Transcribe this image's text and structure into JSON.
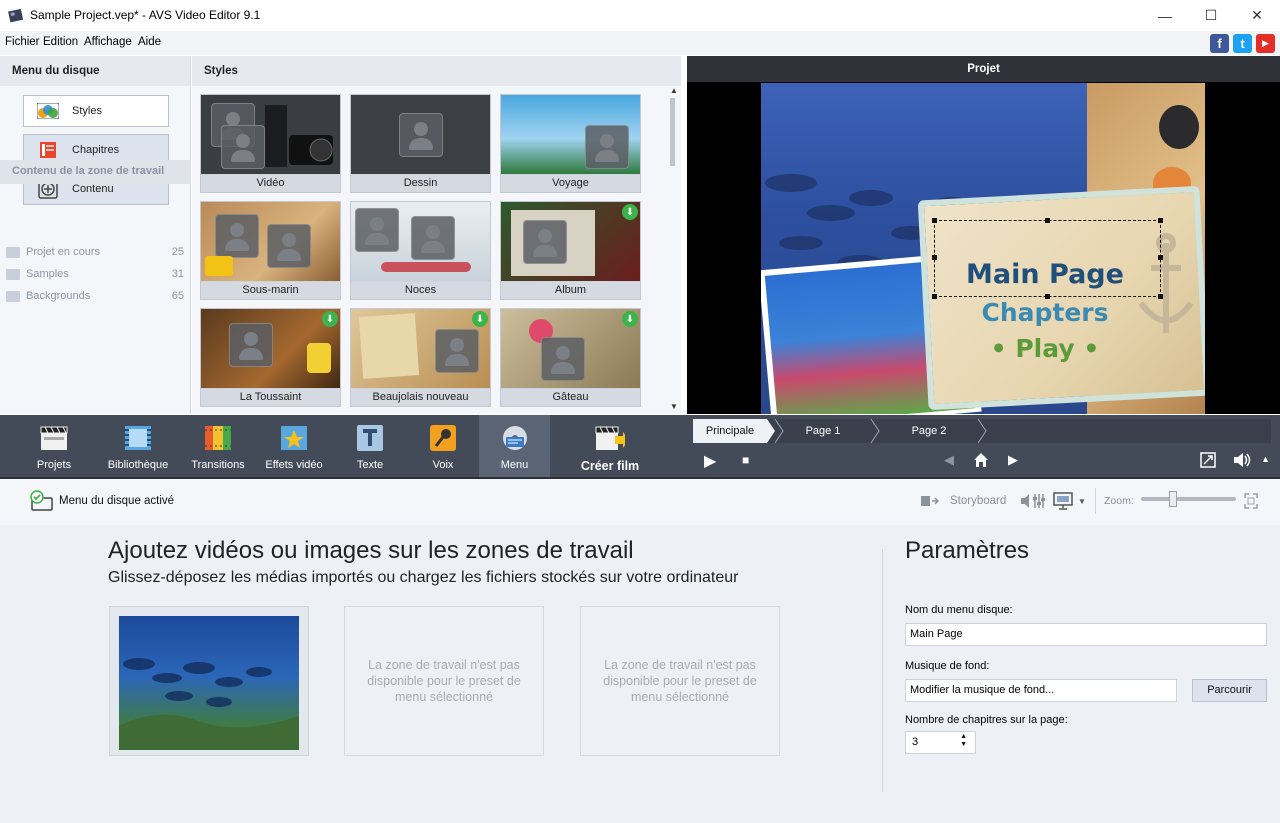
{
  "window": {
    "title": "Sample Project.vep* - AVS Video Editor 9.1",
    "controls": [
      "—",
      "☐",
      "✕"
    ]
  },
  "menubar": {
    "items": [
      "Fichier",
      "Edition",
      "Affichage",
      "Aide"
    ]
  },
  "social": [
    "f",
    "t",
    "▶"
  ],
  "left_panel": {
    "title": "Menu du disque",
    "buttons": [
      "Styles",
      "Chapitres",
      "Contenu"
    ],
    "content_title": "Contenu de la zone de travail",
    "content_items": [
      {
        "label": "Projet en cours",
        "count": "25"
      },
      {
        "label": "Samples",
        "count": "31"
      },
      {
        "label": "Backgrounds",
        "count": "65"
      }
    ]
  },
  "styles_panel": {
    "title": "Styles",
    "items": [
      "Vidéo",
      "Dessin",
      "Voyage",
      "Sous-marin",
      "Noces",
      "Album",
      "La Toussaint",
      "Beaujolais nouveau",
      "Gâteau"
    ]
  },
  "preview": {
    "title": "Projet",
    "menu_text": {
      "main": "Main Page",
      "chapters": "Chapters",
      "play": "• Play •"
    }
  },
  "toolbar": {
    "tools": [
      "Projets",
      "Bibliothèque",
      "Transitions",
      "Effets vidéo",
      "Texte",
      "Voix",
      "Menu"
    ],
    "create": "Créer film",
    "tabs": [
      "Principale",
      "Page 1",
      "Page 2"
    ]
  },
  "storyboard_bar": {
    "status": "Menu du disque activé",
    "storyboard": "Storyboard",
    "zoom": "Zoom:"
  },
  "main": {
    "heading": "Ajoutez vidéos ou images sur les zones de travail",
    "subheading": "Glissez-déposez les médias importés ou chargez les fichiers stockés sur votre ordinateur",
    "unavailable": "La zone de travail  n'est pas disponible pour le preset de menu sélectionné"
  },
  "params": {
    "title": "Paramètres",
    "name_label": "Nom du menu disque:",
    "name_value": "Main Page",
    "music_label": "Musique de fond:",
    "music_value": "Modifier la musique de fond...",
    "browse": "Parcourir",
    "chapters_label": "Nombre de chapitres sur la page:",
    "chapters_value": "3"
  }
}
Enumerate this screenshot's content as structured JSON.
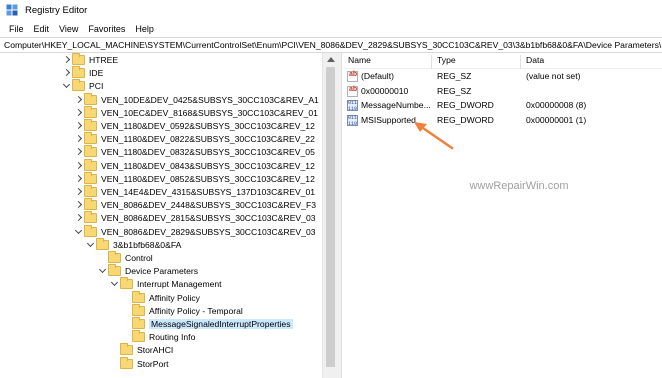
{
  "window": {
    "title": "Registry Editor"
  },
  "menu": [
    "File",
    "Edit",
    "View",
    "Favorites",
    "Help"
  ],
  "address": "Computer\\HKEY_LOCAL_MACHINE\\SYSTEM\\CurrentControlSet\\Enum\\PCI\\VEN_8086&DEV_2829&SUBSYS_30CC103C&REV_03\\3&b1bfb68&0&FA\\Device Parameters\\Interrupt Management\\MessageSignaledInterruptProperties",
  "tree": [
    {
      "label": "HTREE",
      "indent": 0,
      "chevron": "right"
    },
    {
      "label": "IDE",
      "indent": 0,
      "chevron": "right"
    },
    {
      "label": "PCI",
      "indent": 0,
      "chevron": "down"
    },
    {
      "label": "VEN_10DE&DEV_0425&SUBSYS_30CC103C&REV_A1",
      "indent": 1,
      "chevron": "right"
    },
    {
      "label": "VEN_10EC&DEV_8168&SUBSYS_30CC103C&REV_01",
      "indent": 1,
      "chevron": "right"
    },
    {
      "label": "VEN_1180&DEV_0592&SUBSYS_30CC103C&REV_12",
      "indent": 1,
      "chevron": "right"
    },
    {
      "label": "VEN_1180&DEV_0822&SUBSYS_30CC103C&REV_22",
      "indent": 1,
      "chevron": "right"
    },
    {
      "label": "VEN_1180&DEV_0832&SUBSYS_30CC103C&REV_05",
      "indent": 1,
      "chevron": "right"
    },
    {
      "label": "VEN_1180&DEV_0843&SUBSYS_30CC103C&REV_12",
      "indent": 1,
      "chevron": "right"
    },
    {
      "label": "VEN_1180&DEV_0852&SUBSYS_30CC103C&REV_12",
      "indent": 1,
      "chevron": "right"
    },
    {
      "label": "VEN_14E4&DEV_4315&SUBSYS_137D103C&REV_01",
      "indent": 1,
      "chevron": "right"
    },
    {
      "label": "VEN_8086&DEV_2448&SUBSYS_30CC103C&REV_F3",
      "indent": 1,
      "chevron": "right"
    },
    {
      "label": "VEN_8086&DEV_2815&SUBSYS_30CC103C&REV_03",
      "indent": 1,
      "chevron": "right"
    },
    {
      "label": "VEN_8086&DEV_2829&SUBSYS_30CC103C&REV_03",
      "indent": 1,
      "chevron": "down"
    },
    {
      "label": "3&b1bfb68&0&FA",
      "indent": 2,
      "chevron": "down"
    },
    {
      "label": "Control",
      "indent": 3,
      "chevron": ""
    },
    {
      "label": "Device Parameters",
      "indent": 3,
      "chevron": "down"
    },
    {
      "label": "Interrupt Management",
      "indent": 4,
      "chevron": "down"
    },
    {
      "label": "Affinity Policy",
      "indent": 5,
      "chevron": ""
    },
    {
      "label": "Affinity Policy - Temporal",
      "indent": 5,
      "chevron": ""
    },
    {
      "label": "MessageSignaledInterruptProperties",
      "indent": 5,
      "chevron": "",
      "selected": true
    },
    {
      "label": "Routing Info",
      "indent": 5,
      "chevron": ""
    },
    {
      "label": "StorAHCI",
      "indent": 4,
      "chevron": ""
    },
    {
      "label": "StorPort",
      "indent": 4,
      "chevron": ""
    }
  ],
  "list": {
    "headers": {
      "name": "Name",
      "type": "Type",
      "data": "Data"
    },
    "rows": [
      {
        "icon": "string-value-icon",
        "name": "(Default)",
        "type": "REG_SZ",
        "data": "(value not set)"
      },
      {
        "icon": "string-value-icon",
        "name": "0x00000010",
        "type": "REG_SZ",
        "data": ""
      },
      {
        "icon": "binary-value-icon",
        "name": "MessageNumbe...",
        "type": "REG_DWORD",
        "data": "0x00000008 (8)"
      },
      {
        "icon": "binary-value-icon",
        "name": "MSISupported",
        "type": "REG_DWORD",
        "data": "0x00000001 (1)"
      }
    ]
  },
  "watermark": "wwwRepairWin.com",
  "colors": {
    "selection": "#cce8ff",
    "folder": "#f8d775",
    "arrow": "#f0803c"
  }
}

WHAT YOU HAVE TO DO: Pull out all lines from the entries above that include the word "fond".

SOLUTION FOR THIS PROBLEM:
    "music_label": "Musique de fond:",
    "music_value": "Modifier la musique de fond...",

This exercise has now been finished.